**WHAT YOU NEED TO DO**: Reproduce the items from the beginning through the line containing "amount-cell: 120348,60 — [491, 444, 548, 453]", replacing "amount-cell" with "value-cell" and leaving everything else unchanged.

——————

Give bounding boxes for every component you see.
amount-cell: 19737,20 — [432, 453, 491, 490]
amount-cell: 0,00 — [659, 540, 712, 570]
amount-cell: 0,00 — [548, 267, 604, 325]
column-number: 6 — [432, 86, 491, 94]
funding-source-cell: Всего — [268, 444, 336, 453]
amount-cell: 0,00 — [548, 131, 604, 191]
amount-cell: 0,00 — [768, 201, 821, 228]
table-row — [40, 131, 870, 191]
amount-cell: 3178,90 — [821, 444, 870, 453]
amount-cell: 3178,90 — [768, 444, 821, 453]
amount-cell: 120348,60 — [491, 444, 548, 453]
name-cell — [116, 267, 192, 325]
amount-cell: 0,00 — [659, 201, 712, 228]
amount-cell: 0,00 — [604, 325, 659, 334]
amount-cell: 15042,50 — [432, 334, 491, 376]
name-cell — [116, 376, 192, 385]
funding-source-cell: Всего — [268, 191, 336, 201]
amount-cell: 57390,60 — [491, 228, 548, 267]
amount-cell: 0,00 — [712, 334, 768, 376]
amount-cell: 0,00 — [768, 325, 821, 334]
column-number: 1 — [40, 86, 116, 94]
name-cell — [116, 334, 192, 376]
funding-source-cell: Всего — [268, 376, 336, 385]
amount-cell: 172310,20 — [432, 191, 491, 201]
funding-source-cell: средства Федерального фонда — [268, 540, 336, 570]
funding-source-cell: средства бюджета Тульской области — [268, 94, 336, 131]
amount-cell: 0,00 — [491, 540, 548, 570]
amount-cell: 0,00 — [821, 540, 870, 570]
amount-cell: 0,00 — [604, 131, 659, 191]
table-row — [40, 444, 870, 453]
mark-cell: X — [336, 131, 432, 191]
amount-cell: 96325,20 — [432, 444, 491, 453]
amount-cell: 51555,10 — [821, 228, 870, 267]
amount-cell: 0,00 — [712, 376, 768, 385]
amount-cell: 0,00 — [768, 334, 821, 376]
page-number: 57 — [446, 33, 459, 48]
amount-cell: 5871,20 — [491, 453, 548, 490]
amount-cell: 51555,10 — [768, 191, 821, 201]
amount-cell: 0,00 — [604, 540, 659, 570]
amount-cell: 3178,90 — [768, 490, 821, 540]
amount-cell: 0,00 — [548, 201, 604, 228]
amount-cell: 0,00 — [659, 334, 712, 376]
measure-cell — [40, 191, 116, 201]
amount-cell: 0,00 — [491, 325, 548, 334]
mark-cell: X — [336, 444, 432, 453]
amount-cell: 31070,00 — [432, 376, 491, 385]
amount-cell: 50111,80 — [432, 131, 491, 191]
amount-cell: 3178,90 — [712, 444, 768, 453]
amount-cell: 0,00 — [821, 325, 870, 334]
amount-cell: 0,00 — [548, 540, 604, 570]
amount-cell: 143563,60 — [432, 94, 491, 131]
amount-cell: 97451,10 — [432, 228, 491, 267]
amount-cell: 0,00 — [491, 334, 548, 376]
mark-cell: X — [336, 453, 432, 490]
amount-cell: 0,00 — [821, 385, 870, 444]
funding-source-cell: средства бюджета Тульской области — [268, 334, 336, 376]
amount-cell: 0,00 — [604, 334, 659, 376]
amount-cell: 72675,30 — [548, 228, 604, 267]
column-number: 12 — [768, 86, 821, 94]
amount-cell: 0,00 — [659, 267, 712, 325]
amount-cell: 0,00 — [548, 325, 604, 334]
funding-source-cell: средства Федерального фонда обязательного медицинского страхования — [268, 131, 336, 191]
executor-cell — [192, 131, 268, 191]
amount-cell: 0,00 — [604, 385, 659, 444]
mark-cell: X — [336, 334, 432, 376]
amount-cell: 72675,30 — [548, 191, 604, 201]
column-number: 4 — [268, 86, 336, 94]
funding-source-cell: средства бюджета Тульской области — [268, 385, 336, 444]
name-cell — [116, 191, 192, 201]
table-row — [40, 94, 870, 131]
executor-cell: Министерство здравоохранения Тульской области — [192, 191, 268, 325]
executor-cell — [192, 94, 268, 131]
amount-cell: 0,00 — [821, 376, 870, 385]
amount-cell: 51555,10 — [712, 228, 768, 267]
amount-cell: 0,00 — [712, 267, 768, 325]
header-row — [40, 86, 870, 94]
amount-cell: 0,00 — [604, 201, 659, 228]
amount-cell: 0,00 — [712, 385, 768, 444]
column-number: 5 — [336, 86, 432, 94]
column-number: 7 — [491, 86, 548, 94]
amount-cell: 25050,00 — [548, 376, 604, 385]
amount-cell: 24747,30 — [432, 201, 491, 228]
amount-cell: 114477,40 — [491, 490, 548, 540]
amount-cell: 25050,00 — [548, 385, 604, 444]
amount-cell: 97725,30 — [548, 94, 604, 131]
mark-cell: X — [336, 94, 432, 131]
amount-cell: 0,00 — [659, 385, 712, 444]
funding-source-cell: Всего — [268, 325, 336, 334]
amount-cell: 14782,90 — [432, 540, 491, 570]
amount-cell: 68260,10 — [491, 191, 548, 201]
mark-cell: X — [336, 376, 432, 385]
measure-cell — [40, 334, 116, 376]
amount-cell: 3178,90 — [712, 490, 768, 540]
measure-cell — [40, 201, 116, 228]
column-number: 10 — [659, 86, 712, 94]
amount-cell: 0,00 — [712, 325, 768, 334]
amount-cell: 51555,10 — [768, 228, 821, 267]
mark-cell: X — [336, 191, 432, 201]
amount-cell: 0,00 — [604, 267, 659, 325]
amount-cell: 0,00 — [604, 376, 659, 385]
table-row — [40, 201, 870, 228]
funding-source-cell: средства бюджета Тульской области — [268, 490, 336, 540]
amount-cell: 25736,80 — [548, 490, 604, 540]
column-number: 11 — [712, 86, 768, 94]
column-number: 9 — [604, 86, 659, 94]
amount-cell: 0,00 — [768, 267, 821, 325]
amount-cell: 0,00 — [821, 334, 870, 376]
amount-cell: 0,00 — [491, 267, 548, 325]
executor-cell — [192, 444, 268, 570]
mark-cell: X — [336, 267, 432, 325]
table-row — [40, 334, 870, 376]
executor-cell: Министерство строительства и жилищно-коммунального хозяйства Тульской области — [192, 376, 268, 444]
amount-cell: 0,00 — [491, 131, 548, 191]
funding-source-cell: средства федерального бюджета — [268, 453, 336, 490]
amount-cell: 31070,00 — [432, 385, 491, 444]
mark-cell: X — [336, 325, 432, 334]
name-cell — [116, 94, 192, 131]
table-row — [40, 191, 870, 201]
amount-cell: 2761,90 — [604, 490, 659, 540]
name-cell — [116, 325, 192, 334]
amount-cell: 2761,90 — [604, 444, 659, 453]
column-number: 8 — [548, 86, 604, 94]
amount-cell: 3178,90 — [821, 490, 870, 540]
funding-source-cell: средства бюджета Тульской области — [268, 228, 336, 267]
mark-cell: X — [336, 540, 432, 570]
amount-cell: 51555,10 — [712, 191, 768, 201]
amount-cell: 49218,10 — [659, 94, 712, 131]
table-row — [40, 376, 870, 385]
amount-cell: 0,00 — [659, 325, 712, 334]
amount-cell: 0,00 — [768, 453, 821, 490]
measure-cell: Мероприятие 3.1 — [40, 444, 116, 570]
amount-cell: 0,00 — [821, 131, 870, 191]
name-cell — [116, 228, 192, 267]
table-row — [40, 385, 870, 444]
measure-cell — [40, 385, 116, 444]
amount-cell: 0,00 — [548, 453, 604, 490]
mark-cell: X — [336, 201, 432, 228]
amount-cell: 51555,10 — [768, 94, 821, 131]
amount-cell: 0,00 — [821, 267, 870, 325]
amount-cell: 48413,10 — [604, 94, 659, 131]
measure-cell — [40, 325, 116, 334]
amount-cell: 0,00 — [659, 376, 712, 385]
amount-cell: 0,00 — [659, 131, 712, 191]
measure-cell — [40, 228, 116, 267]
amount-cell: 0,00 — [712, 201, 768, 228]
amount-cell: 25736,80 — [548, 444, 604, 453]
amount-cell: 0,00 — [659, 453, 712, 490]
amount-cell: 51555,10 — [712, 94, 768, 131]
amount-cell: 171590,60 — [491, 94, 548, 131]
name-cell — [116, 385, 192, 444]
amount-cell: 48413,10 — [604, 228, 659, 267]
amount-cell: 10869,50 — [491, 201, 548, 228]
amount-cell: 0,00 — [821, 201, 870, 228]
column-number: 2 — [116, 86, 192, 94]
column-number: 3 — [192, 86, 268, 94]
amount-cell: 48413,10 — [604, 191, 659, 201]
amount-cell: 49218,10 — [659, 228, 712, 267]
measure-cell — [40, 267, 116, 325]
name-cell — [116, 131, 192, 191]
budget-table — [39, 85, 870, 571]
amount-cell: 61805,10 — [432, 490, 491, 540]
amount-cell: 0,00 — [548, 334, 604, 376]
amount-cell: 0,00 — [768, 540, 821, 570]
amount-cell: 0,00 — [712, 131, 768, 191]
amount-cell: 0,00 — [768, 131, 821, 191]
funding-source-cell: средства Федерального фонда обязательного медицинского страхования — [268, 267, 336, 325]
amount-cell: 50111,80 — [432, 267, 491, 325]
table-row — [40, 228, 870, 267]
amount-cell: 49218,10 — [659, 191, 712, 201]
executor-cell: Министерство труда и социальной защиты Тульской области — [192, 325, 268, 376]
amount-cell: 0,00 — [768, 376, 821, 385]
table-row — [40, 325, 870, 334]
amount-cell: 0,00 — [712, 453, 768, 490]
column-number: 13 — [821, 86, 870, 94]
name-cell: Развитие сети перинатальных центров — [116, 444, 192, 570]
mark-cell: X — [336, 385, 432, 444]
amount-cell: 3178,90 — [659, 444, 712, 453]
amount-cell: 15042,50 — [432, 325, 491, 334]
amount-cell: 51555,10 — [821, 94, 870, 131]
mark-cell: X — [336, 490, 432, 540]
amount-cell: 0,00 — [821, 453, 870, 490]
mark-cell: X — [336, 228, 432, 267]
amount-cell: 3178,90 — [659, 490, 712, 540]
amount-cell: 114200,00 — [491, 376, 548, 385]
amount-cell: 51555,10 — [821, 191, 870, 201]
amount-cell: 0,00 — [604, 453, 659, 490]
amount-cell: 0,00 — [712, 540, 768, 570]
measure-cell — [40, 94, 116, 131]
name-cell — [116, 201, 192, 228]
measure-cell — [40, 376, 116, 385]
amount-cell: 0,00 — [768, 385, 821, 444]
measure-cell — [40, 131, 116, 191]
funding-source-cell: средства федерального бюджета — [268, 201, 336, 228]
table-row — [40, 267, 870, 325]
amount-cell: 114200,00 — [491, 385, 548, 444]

——————

**SOLUTION**:
Give bounding boxes for every component you see.
value-cell: 19737,20 — [432, 453, 491, 490]
value-cell: 0,00 — [659, 540, 712, 570]
value-cell: 0,00 — [548, 267, 604, 325]
column-number: 6 — [432, 86, 491, 94]
funding-source-cell: Всего — [268, 444, 336, 453]
value-cell: 0,00 — [548, 131, 604, 191]
value-cell: 0,00 — [768, 201, 821, 228]
table-row — [40, 131, 870, 191]
value-cell: 3178,90 — [821, 444, 870, 453]
value-cell: 3178,90 — [768, 444, 821, 453]
value-cell: 120348,60 — [491, 444, 548, 453]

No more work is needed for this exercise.